Texte à lire:
....................

Bulletin 2013 Les dossiers d'actualité

Marina Tsvetaïeva, plus que jamais d’actualité

Le 16 juin 2012, La Mairie installa en grande pompe une sculpture, en bronze, la représentant plus que grandeur nature. Depuis, elle est là, assise sur un banc public, se tenant bien droite, une fleur entre les doigts. Celle ci tout aussi raide, bien vite décapitée.

marinaA la demande du sculpteur, le banc a été hissé en haut d’une estrade. Il faut escalader six marches pour la rejoindre. Des enfants s’y risquent. Ils se sentent tellement dépaysés qu’ils rejoignent bien vite leurs parents. Nous devons cette oeuvre à Monsieur Zurab Tsereteli en souvenir du séjour de Marina Tsvetaïeva à Saint Gilles. C’est un cadeau, paraît-il. A charge pour la commune d’assurer l’oeuvre à près de 420 000 euros (selon l’estimation fixée par l’artiste) et de l’acheminer à ses frais depuis Saint Petersbourg. Sitôt la statue dévoilée on a pu lire sur le socle de l’oeuvre une dédicace : «Du peuple russe au peuple français, en signe d’amitié et de coopération entre nos deux pays. Vladimir Poutine, Président de la Fédération de Russie». Voilà Marina rattrapée par l’histoire.

....................

Section des données:
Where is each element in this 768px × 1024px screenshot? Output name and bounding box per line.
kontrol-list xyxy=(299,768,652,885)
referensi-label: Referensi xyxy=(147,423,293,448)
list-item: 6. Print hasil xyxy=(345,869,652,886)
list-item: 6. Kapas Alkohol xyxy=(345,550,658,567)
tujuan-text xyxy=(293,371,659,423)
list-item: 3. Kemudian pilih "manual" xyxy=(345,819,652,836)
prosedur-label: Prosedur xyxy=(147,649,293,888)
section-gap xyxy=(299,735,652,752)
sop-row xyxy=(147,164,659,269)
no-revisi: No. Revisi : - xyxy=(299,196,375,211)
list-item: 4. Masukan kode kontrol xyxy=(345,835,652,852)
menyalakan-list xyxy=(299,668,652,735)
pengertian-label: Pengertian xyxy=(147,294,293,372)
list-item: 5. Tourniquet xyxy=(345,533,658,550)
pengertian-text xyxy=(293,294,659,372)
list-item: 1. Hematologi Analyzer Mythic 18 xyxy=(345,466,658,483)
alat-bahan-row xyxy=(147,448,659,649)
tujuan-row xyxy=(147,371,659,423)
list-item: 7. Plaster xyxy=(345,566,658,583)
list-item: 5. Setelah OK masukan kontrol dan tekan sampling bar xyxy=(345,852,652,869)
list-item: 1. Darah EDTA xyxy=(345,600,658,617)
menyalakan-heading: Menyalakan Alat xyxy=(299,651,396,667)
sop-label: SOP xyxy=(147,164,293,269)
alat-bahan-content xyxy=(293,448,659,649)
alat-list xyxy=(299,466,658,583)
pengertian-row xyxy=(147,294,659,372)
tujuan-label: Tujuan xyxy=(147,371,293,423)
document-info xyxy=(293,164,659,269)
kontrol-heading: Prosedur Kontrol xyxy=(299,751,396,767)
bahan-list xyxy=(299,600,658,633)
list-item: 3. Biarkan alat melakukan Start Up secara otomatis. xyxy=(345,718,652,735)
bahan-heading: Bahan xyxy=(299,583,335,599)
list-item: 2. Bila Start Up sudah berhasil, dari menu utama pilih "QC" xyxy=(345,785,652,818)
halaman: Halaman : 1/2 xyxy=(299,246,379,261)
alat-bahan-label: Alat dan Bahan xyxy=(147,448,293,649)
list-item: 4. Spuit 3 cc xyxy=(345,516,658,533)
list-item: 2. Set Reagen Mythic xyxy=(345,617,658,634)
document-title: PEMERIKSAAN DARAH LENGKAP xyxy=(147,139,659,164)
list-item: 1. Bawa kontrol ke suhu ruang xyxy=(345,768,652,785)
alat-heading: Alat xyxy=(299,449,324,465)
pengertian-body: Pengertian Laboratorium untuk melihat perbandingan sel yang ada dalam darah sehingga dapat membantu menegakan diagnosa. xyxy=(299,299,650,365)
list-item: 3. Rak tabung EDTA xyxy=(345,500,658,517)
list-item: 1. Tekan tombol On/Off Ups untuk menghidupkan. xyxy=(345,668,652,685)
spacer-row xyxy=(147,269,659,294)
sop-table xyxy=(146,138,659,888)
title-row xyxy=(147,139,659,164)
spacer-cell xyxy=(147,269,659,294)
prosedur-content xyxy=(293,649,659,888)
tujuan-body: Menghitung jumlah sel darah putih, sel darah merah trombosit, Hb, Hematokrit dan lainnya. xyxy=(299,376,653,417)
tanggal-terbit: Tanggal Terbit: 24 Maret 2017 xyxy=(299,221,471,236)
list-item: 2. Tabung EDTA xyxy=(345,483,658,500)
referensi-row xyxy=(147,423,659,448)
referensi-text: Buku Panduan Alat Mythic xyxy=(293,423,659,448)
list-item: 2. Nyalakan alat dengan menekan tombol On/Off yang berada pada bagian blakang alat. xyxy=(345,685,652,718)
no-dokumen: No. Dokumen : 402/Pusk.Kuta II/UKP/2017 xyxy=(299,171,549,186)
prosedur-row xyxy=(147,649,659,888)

....................

Objectif de l'exercice:
D'après le texte sur la statue de Marina Tsvetaïeva, répondez aux questions suivantes :
1. À quelle date la mairie a-t-elle installé la sculpture ?
2. Combien de marches faut-il escalader pour rejoindre la statue ?
3. Depuis quelle ville la commune devait-elle acheminer l'œuvre à ses frais ?
La liste provient d'une autre source.

Résultat de l'exercice:
1. Le 16 juin 2012.
2. Six marches.
3. Depuis Saint Petersbourg.